_Required work_
Return the data exactly, with all pictures removed.

[Collected data entries]
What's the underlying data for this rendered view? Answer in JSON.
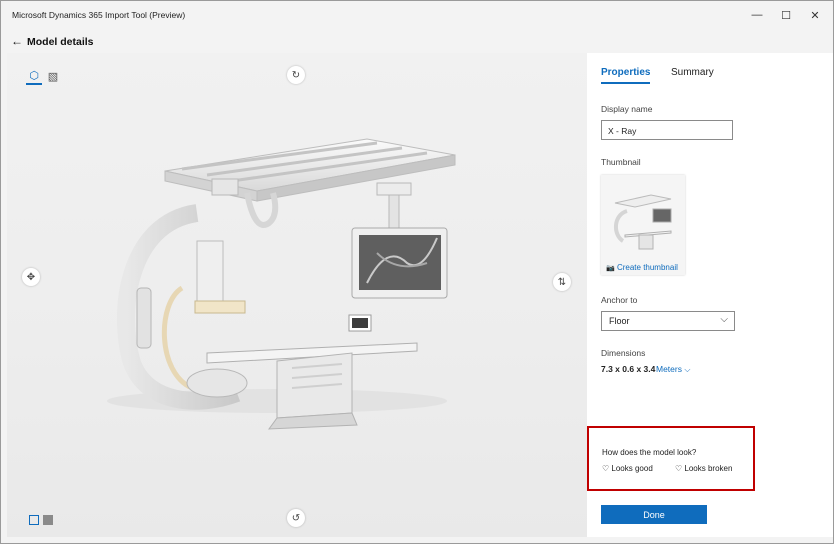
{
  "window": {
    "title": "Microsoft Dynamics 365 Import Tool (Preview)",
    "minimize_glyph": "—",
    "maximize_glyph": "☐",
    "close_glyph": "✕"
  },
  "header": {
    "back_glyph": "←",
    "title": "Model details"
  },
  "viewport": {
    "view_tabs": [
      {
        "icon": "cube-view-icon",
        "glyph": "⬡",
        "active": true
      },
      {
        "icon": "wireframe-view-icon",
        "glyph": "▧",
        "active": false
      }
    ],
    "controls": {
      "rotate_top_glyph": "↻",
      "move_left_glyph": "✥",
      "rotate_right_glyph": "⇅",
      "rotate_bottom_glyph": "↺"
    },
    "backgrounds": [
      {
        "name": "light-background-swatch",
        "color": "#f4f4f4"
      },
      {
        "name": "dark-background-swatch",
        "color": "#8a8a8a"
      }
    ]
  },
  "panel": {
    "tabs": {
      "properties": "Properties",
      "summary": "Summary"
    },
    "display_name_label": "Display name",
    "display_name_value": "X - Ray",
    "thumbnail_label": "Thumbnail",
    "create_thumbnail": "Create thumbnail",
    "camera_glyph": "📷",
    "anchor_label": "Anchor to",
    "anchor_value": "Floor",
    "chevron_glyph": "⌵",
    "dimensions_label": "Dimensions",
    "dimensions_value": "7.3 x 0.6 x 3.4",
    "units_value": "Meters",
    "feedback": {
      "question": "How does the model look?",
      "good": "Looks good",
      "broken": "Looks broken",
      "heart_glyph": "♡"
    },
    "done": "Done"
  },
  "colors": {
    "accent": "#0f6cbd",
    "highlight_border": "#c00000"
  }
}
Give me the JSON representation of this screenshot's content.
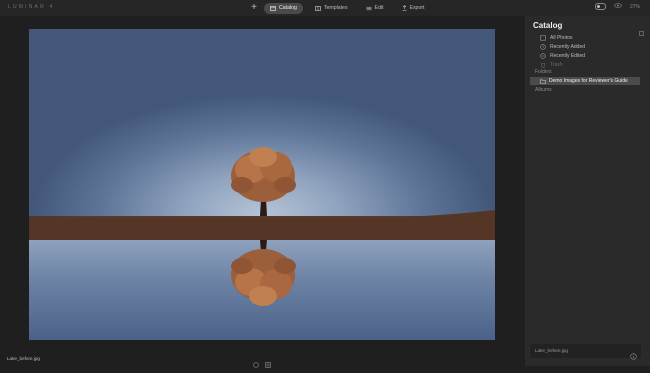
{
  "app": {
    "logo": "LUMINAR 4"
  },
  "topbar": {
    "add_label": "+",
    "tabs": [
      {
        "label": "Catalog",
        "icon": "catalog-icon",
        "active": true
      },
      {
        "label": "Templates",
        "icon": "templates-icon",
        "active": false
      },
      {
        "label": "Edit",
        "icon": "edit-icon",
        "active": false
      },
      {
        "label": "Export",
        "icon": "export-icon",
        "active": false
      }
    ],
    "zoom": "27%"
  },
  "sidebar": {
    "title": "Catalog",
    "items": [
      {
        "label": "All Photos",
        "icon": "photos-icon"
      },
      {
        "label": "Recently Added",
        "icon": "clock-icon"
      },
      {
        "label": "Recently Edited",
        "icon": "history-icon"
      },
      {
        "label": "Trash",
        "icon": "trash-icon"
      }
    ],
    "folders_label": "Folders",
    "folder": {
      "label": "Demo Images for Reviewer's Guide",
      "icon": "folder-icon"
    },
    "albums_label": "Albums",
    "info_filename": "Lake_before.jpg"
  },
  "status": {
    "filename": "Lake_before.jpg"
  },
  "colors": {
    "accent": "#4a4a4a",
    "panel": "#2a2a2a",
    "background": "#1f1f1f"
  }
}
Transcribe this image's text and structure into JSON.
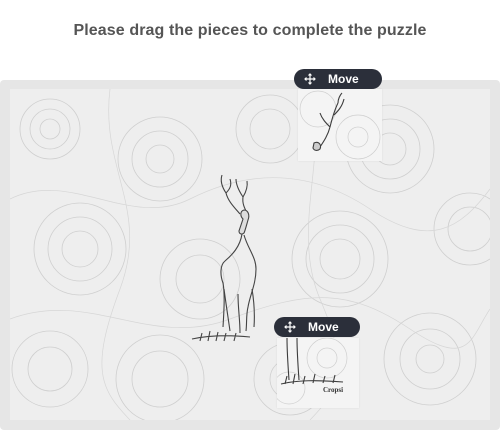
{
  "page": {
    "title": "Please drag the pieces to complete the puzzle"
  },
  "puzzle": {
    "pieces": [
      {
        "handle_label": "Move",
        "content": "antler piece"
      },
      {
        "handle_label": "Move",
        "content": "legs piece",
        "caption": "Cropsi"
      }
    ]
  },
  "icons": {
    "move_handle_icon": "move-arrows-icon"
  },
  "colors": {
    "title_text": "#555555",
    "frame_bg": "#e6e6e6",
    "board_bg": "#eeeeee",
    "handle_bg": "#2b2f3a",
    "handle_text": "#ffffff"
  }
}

_Task solution_
What's the underlying data for this rendered view? Answer in JSON.
{
  "window": {
    "title": "Microsoft Dynamics 365 Import Tool (Preview)",
    "minimize_glyph": "—",
    "maximize_glyph": "☐",
    "close_glyph": "✕"
  },
  "header": {
    "back_glyph": "←",
    "title": "Model details"
  },
  "viewport": {
    "view_tabs": [
      {
        "icon": "cube-view-icon",
        "glyph": "⬡",
        "active": true
      },
      {
        "icon": "wireframe-view-icon",
        "glyph": "▧",
        "active": false
      }
    ],
    "controls": {
      "rotate_top_glyph": "↻",
      "move_left_glyph": "✥",
      "rotate_right_glyph": "⇅",
      "rotate_bottom_glyph": "↺"
    },
    "backgrounds": [
      {
        "name": "light-background-swatch",
        "color": "#f4f4f4"
      },
      {
        "name": "dark-background-swatch",
        "color": "#8a8a8a"
      }
    ]
  },
  "panel": {
    "tabs": {
      "properties": "Properties",
      "summary": "Summary"
    },
    "display_name_label": "Display name",
    "display_name_value": "X - Ray",
    "thumbnail_label": "Thumbnail",
    "create_thumbnail": "Create thumbnail",
    "camera_glyph": "📷",
    "anchor_label": "Anchor to",
    "anchor_value": "Floor",
    "chevron_glyph": "⌵",
    "dimensions_label": "Dimensions",
    "dimensions_value": "7.3 x 0.6 x 3.4",
    "units_value": "Meters",
    "feedback": {
      "question": "How does the model look?",
      "good": "Looks good",
      "broken": "Looks broken",
      "heart_glyph": "♡"
    },
    "done": "Done"
  },
  "colors": {
    "accent": "#0f6cbd",
    "highlight_border": "#c00000"
  }
}
Give me the JSON representation of this screenshot's content.
{
  "app": {
    "logo": "LUMINAR 4"
  },
  "topbar": {
    "add_label": "+",
    "tabs": [
      {
        "label": "Catalog",
        "icon": "catalog-icon",
        "active": true
      },
      {
        "label": "Templates",
        "icon": "templates-icon",
        "active": false
      },
      {
        "label": "Edit",
        "icon": "edit-icon",
        "active": false
      },
      {
        "label": "Export",
        "icon": "export-icon",
        "active": false
      }
    ],
    "zoom": "27%"
  },
  "sidebar": {
    "title": "Catalog",
    "items": [
      {
        "label": "All Photos",
        "icon": "photos-icon"
      },
      {
        "label": "Recently Added",
        "icon": "clock-icon"
      },
      {
        "label": "Recently Edited",
        "icon": "history-icon"
      },
      {
        "label": "Trash",
        "icon": "trash-icon"
      }
    ],
    "folders_label": "Folders",
    "folder": {
      "label": "Demo Images for Reviewer's Guide",
      "icon": "folder-icon"
    },
    "albums_label": "Albums",
    "info_filename": "Lake_before.jpg"
  },
  "status": {
    "filename": "Lake_before.jpg"
  },
  "colors": {
    "accent": "#4a4a4a",
    "panel": "#2a2a2a",
    "background": "#1f1f1f"
  }
}
Transcribe this image's text and structure into JSON.
{
  "page": {
    "title": "Please drag the pieces to complete the puzzle"
  },
  "puzzle": {
    "pieces": [
      {
        "handle_label": "Move",
        "content": "antler piece"
      },
      {
        "handle_label": "Move",
        "content": "legs piece",
        "caption": "Cropsi"
      }
    ]
  },
  "icons": {
    "move_handle_icon": "move-arrows-icon"
  },
  "colors": {
    "title_text": "#555555",
    "frame_bg": "#e6e6e6",
    "board_bg": "#eeeeee",
    "handle_bg": "#2b2f3a",
    "handle_text": "#ffffff"
  }
}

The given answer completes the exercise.